→ **PASSAGE**
########################################
Web Service Documentation The ASP.NET runtime includes a set of services that provide documentation for your Web service. The ASP.NET runtime uses reflection to generate two types of documentation: human-readable documentation, and documentation used by client applications to interact with the Web service. You can reach HTML-based documentation by entering the URL of the Web service into a Web browser. Both the WebService and WebMethod attributes expose a Description property. The following example is a modified version of the Securities Web service I created earlier:

Sample Chapter from the book: Building XML Web Services for the Microsoft® .NET Platform

using System;
using System.Web.Services;
 
namespace BrokerageFirm
{
    [WebService(Description="This Web service provides  services 
    related to securities.")]
    public class Securities : WebService
    {
        [WebMethod(Description="Used to obtain a real- time quote 
        for a given security.")]
        public double InstantQuote(string symbol)
        {
            double price = 0;
 
            switch(symbol)
########################################
→ **SUPPLIED ENTRIES**

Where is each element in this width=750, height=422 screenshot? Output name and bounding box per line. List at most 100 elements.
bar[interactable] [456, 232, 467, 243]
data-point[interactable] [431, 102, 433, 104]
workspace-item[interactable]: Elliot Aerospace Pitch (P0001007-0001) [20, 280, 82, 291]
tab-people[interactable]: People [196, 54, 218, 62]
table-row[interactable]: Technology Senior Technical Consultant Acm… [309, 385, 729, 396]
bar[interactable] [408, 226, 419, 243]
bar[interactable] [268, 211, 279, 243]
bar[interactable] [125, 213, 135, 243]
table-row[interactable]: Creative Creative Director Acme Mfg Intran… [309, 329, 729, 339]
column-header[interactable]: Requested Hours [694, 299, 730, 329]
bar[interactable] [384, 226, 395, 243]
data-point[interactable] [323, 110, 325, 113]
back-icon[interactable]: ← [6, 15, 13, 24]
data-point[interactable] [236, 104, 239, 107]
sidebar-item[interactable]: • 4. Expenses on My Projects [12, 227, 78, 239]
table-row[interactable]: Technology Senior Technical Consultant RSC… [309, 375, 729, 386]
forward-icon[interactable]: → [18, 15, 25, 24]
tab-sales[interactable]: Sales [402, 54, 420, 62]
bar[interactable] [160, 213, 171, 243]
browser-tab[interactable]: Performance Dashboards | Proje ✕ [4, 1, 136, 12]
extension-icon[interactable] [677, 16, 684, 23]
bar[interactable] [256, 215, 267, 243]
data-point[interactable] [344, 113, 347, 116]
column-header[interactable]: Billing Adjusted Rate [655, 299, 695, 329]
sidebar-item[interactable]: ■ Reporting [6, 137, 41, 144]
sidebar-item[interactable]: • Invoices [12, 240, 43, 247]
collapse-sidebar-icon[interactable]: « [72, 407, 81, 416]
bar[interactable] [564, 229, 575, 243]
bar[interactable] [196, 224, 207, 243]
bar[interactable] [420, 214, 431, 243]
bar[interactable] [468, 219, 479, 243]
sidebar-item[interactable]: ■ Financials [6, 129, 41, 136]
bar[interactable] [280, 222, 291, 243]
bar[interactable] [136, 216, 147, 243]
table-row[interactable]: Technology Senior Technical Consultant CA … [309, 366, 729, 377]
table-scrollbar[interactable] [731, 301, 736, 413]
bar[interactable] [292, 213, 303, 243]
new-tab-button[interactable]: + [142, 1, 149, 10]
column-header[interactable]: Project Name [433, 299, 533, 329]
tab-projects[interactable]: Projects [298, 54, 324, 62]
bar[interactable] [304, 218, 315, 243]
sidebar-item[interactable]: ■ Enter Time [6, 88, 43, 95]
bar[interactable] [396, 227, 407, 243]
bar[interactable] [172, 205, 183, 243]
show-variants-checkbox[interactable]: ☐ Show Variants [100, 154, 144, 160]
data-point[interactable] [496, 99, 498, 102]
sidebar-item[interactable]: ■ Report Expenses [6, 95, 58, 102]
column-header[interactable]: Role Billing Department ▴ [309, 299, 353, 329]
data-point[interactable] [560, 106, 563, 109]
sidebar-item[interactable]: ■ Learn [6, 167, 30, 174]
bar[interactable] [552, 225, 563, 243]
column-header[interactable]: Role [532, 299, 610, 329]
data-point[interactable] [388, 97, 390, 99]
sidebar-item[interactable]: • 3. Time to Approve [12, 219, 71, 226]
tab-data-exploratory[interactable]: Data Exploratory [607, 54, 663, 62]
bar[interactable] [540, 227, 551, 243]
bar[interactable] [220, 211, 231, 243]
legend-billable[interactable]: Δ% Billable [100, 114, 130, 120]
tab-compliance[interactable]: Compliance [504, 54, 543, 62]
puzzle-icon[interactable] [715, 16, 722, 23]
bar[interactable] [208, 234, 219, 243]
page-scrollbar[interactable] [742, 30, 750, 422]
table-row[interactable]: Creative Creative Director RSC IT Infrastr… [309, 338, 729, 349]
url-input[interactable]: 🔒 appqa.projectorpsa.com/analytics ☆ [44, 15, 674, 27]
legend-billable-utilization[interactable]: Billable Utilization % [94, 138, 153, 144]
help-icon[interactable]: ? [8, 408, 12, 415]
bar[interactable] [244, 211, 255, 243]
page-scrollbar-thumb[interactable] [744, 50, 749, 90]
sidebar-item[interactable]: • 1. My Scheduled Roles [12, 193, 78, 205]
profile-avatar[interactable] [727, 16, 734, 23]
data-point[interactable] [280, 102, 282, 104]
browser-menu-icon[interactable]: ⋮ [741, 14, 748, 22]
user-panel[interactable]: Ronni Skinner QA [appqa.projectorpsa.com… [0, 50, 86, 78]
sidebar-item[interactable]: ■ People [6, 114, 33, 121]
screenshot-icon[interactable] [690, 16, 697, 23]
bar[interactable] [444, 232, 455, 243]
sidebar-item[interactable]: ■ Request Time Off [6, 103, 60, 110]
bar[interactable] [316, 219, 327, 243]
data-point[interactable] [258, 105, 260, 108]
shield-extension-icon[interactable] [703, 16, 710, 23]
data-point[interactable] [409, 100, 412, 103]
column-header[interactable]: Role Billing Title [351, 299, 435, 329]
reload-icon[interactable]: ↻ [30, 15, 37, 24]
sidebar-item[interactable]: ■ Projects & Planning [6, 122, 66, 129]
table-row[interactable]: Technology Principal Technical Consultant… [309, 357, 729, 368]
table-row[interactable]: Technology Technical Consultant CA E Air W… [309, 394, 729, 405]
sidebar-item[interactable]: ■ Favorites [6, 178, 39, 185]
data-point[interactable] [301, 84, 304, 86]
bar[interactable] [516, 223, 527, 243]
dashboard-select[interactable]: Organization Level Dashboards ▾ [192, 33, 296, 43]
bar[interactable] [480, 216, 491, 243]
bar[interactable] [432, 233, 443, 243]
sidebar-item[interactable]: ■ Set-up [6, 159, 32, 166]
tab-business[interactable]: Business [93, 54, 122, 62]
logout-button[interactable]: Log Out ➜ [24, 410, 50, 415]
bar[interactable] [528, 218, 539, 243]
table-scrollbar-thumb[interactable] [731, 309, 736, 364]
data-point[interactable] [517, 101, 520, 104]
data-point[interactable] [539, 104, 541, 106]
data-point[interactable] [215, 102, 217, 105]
########################################
→ **TASK DESCRIPTION**
Translate this sentence from the passage on Web service documentation into Spanish: "You can reach HTML-based documentation by entering the URL of the Web service into a Web browser."

→ **RESPONSE FOR THIS EXERCISE**
Puede acceder a la documentación basada en HTML introduciendo la URL del servicio web en un navegador web.